DATA EXTRACT:

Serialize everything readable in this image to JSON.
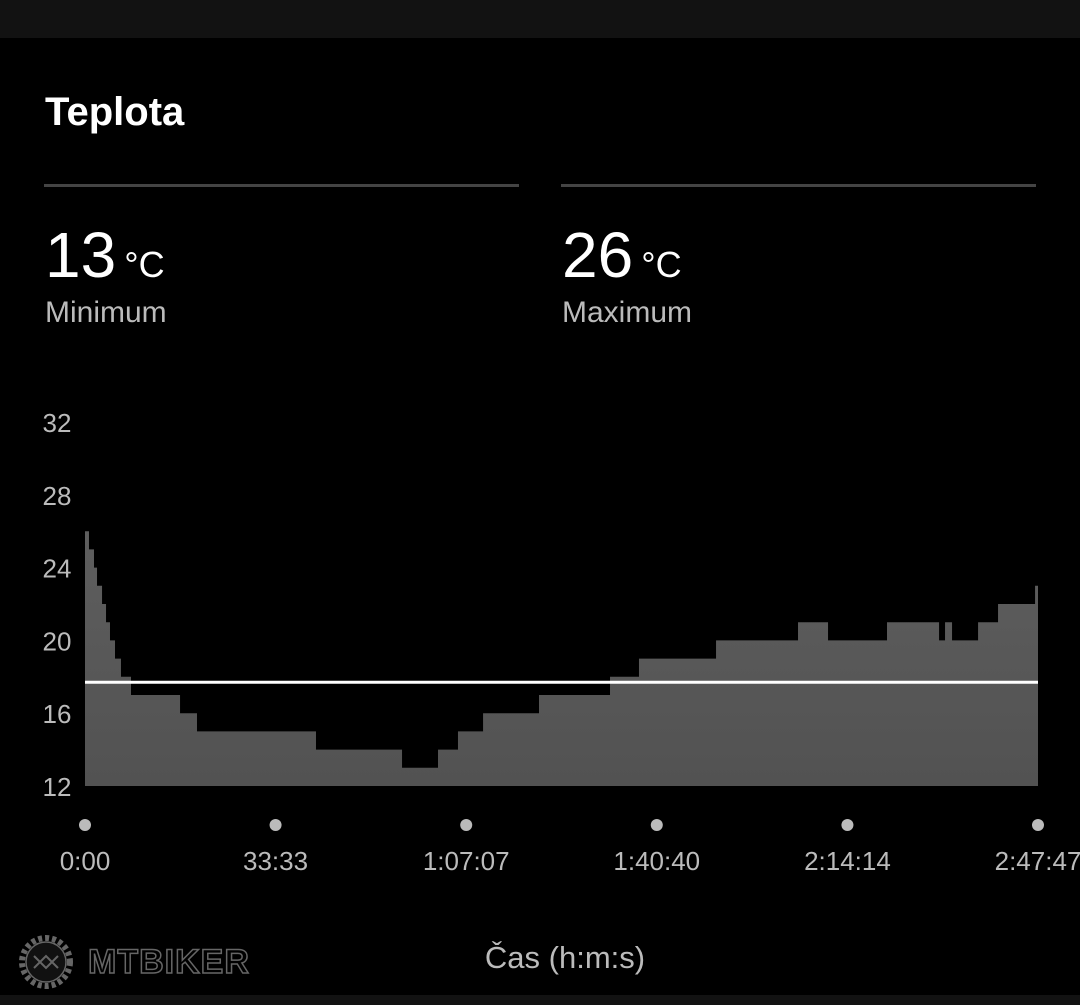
{
  "card": {
    "title": "Teplota"
  },
  "stats": [
    {
      "value": "13",
      "unit": "°C",
      "label": "Minimum"
    },
    {
      "value": "26",
      "unit": "°C",
      "label": "Maximum"
    }
  ],
  "watermark": "MTBIKER",
  "chart_data": {
    "type": "area",
    "title": "Teplota",
    "xlabel": "Čas (h:m:s)",
    "ylabel": "°C",
    "ylim": [
      12,
      32
    ],
    "xlim": [
      0,
      10067
    ],
    "yticks": [
      12,
      16,
      20,
      24,
      28,
      32
    ],
    "xticks": [
      0,
      2013,
      4027,
      6040,
      8054,
      10067
    ],
    "xtick_labels": [
      "0:00",
      "33:33",
      "1:07:07",
      "1:40:40",
      "2:14:14",
      "2:47:47"
    ],
    "average": 17.7,
    "colors": {
      "fill": "#585858",
      "average": "#ffffff"
    },
    "steps": [
      [
        0,
        26
      ],
      [
        42,
        25
      ],
      [
        95,
        24
      ],
      [
        127,
        23
      ],
      [
        180,
        22
      ],
      [
        222,
        21
      ],
      [
        264,
        20
      ],
      [
        317,
        19
      ],
      [
        380,
        18
      ],
      [
        486,
        17
      ],
      [
        1004,
        16
      ],
      [
        1183,
        15
      ],
      [
        2440,
        14
      ],
      [
        3349,
        13
      ],
      [
        3729,
        14
      ],
      [
        3940,
        15
      ],
      [
        4205,
        16
      ],
      [
        4796,
        17
      ],
      [
        5546,
        18
      ],
      [
        5852,
        19
      ],
      [
        6666,
        20
      ],
      [
        7532,
        21
      ],
      [
        7849,
        20
      ],
      [
        8472,
        21
      ],
      [
        9022,
        20
      ],
      [
        9085,
        21
      ],
      [
        9159,
        20
      ],
      [
        9434,
        21
      ],
      [
        9645,
        22
      ],
      [
        10036,
        23
      ],
      [
        10067,
        23
      ]
    ]
  }
}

BRIEF:
Return each line exactly as written. Any picture gets left out.

WORKED SOLUTION:
Serialize everything readable in this image to JSON.
{
  "card": {
    "title": "Teplota"
  },
  "stats": [
    {
      "value": "13",
      "unit": "°C",
      "label": "Minimum"
    },
    {
      "value": "26",
      "unit": "°C",
      "label": "Maximum"
    }
  ],
  "watermark": "MTBIKER",
  "chart_data": {
    "type": "area",
    "title": "Teplota",
    "xlabel": "Čas (h:m:s)",
    "ylabel": "°C",
    "ylim": [
      12,
      32
    ],
    "xlim": [
      0,
      10067
    ],
    "yticks": [
      12,
      16,
      20,
      24,
      28,
      32
    ],
    "xticks": [
      0,
      2013,
      4027,
      6040,
      8054,
      10067
    ],
    "xtick_labels": [
      "0:00",
      "33:33",
      "1:07:07",
      "1:40:40",
      "2:14:14",
      "2:47:47"
    ],
    "average": 17.7,
    "colors": {
      "fill": "#585858",
      "average": "#ffffff"
    },
    "steps": [
      [
        0,
        26
      ],
      [
        42,
        25
      ],
      [
        95,
        24
      ],
      [
        127,
        23
      ],
      [
        180,
        22
      ],
      [
        222,
        21
      ],
      [
        264,
        20
      ],
      [
        317,
        19
      ],
      [
        380,
        18
      ],
      [
        486,
        17
      ],
      [
        1004,
        16
      ],
      [
        1183,
        15
      ],
      [
        2440,
        14
      ],
      [
        3349,
        13
      ],
      [
        3729,
        14
      ],
      [
        3940,
        15
      ],
      [
        4205,
        16
      ],
      [
        4796,
        17
      ],
      [
        5546,
        18
      ],
      [
        5852,
        19
      ],
      [
        6666,
        20
      ],
      [
        7532,
        21
      ],
      [
        7849,
        20
      ],
      [
        8472,
        21
      ],
      [
        9022,
        20
      ],
      [
        9085,
        21
      ],
      [
        9159,
        20
      ],
      [
        9434,
        21
      ],
      [
        9645,
        22
      ],
      [
        10036,
        23
      ],
      [
        10067,
        23
      ]
    ]
  }
}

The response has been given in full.